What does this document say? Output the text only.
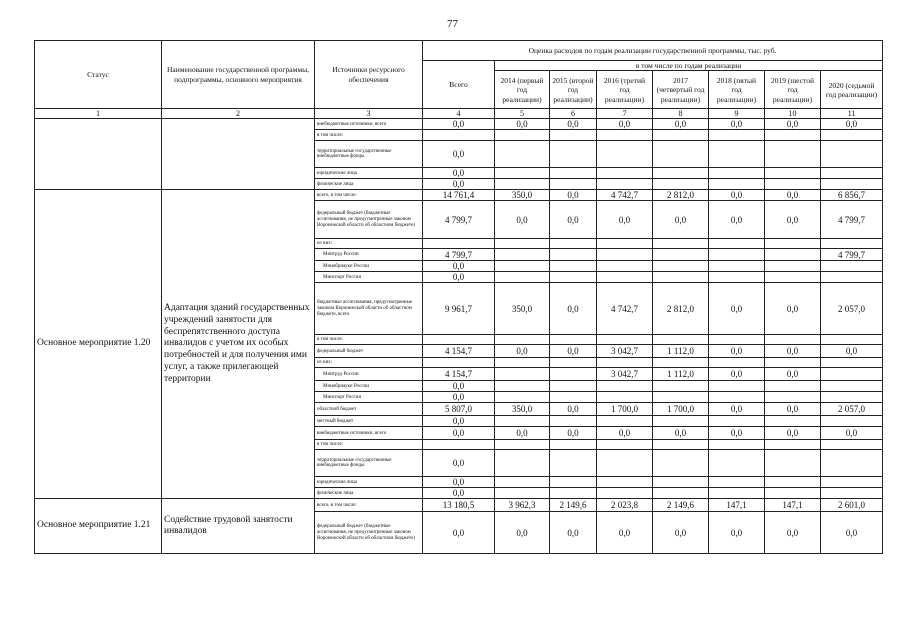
77
Статус	Наименование государственной программы, подпрограммы, основного мероприятия	Источники ресурсного обеспечения	Оценка расходов по годам реализации государственной программы, тыс. руб.							
			Всего	в том числе по годам реализации						
				2014 (первый год реализации)	2015 (второй год реализации)	2016 (третий год реализации)	2017 (четвертый год реализации)	2018 (пятый год реализации)	2019 (шестой год реализации)	2020 (седьмой год реализации)
1	2	3	4	5	6	7	8	9	10	11
		внебюджетные источники, всего	0,0	0,0	0,0	0,0	0,0	0,0	0,0	0,0
		в том числе:								
		территориальные государственные внебюджетные фонды	0,0							
		юридические лица	0,0							
		физические лица	0,0							
Основное мероприятие 1.20	Адаптация зданий государственных учреждений занятости для беспрепятственного доступа инвалидов с учетом их особых потребностей и для получения ими услуг, а также прилегающей территории	всего, в том числе:	14 761,4	350,0	0,0	4 742,7	2 812,0	0,0	0,0	6 856,7
		федеральный бюджет (бюджетные ассигнования, не предусмотренные законом Воронежской области об областном бюджете)	4 799,7	0,0	0,0	0,0	0,0	0,0	0,0	4 799,7
		из них:								
		Минтруд России	4 799,7							4 799,7
		Минобрнауки России	0,0							
		Минспорт России	0,0							
		бюджетные ассигнования, предусмотренные законом Воронежской области об областном бюджете, всего	9 961,7	350,0	0,0	4 742,7	2 812,0	0,0	0,0	2 057,0
		в том числе:								
		федеральный бюджет	4 154,7	0,0	0,0	3 042,7	1 112,0	0,0	0,0	0,0
		из них:								
		Минтруд России	4 154,7			3 042,7	1 112,0	0,0	0,0	
		Минобрнауки России	0,0							
		Минспорт России	0,0							
		областной бюджет	5 807,0	350,0	0,0	1 700,0	1 700,0	0,0	0,0	2 057,0
		местный бюджет	0,0							
		внебюджетные источники, всего	0,0	0,0	0,0	0,0	0,0	0,0	0,0	0,0
		в том числе:								
		территориальные государственные внебюджетные фонды	0,0							
		юридические лица	0,0							
		физические лица	0,0							
Основное мероприятие 1.21	Содействие трудовой занятости инвалидов	всего, в том числе:	13 180,5	3 962,3	2 149,6	2 023,8	2 149,6	147,1	147,1	2 601,0
		федеральный бюджет (бюджетные ассигнования, не предусмотренные законом Воронежской области об областном бюджете)	0,0	0,0	0,0	0,0	0,0	0,0	0,0	0,0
- - - - - - -
Request: Repeat each entry above word for word, leaving every picture out.

Solution for this exercise:
What does this document say? Output the text only.
77
Статус	Наименование государственной программы, подпрограммы, основного мероприятия	Источники ресурсного обеспечения	Оценка расходов по годам реализации государственной программы, тыс. руб.							
			Всего	в том числе по годам реализации						
				2014 (первый год реализации)	2015 (второй год реализации)	2016 (третий год реализации)	2017 (четвертый год реализации)	2018 (пятый год реализации)	2019 (шестой год реализации)	2020 (седьмой год реализации)
1	2	3	4	5	6	7	8	9	10	11
		внебюджетные источники, всего	0,0	0,0	0,0	0,0	0,0	0,0	0,0	0,0
		в том числе:								
		территориальные государственные внебюджетные фонды	0,0							
		юридические лица	0,0							
		физические лица	0,0							
Основное мероприятие 1.20	Адаптация зданий государственных учреждений занятости для беспрепятственного доступа инвалидов с учетом их особых потребностей и для получения ими услуг, а также прилегающей территории	всего, в том числе:	14 761,4	350,0	0,0	4 742,7	2 812,0	0,0	0,0	6 856,7
		федеральный бюджет (бюджетные ассигнования, не предусмотренные законом Воронежской области об областном бюджете)	4 799,7	0,0	0,0	0,0	0,0	0,0	0,0	4 799,7
		из них:								
		Минтруд России	4 799,7							4 799,7
		Минобрнауки России	0,0							
		Минспорт России	0,0							
		бюджетные ассигнования, предусмотренные законом Воронежской области об областном бюджете, всего	9 961,7	350,0	0,0	4 742,7	2 812,0	0,0	0,0	2 057,0
		в том числе:								
		федеральный бюджет	4 154,7	0,0	0,0	3 042,7	1 112,0	0,0	0,0	0,0
		из них:								
		Минтруд России	4 154,7			3 042,7	1 112,0	0,0	0,0	
		Минобрнауки России	0,0							
		Минспорт России	0,0							
		областной бюджет	5 807,0	350,0	0,0	1 700,0	1 700,0	0,0	0,0	2 057,0
		местный бюджет	0,0							
		внебюджетные источники, всего	0,0	0,0	0,0	0,0	0,0	0,0	0,0	0,0
		в том числе:								
		территориальные государственные внебюджетные фонды	0,0							
		юридические лица	0,0							
		физические лица	0,0							
Основное мероприятие 1.21	Содействие трудовой занятости инвалидов	всего, в том числе:	13 180,5	3 962,3	2 149,6	2 023,8	2 149,6	147,1	147,1	2 601,0
		федеральный бюджет (бюджетные ассигнования, не предусмотренные законом Воронежской области об областном бюджете)	0,0	0,0	0,0	0,0	0,0	0,0	0,0	0,0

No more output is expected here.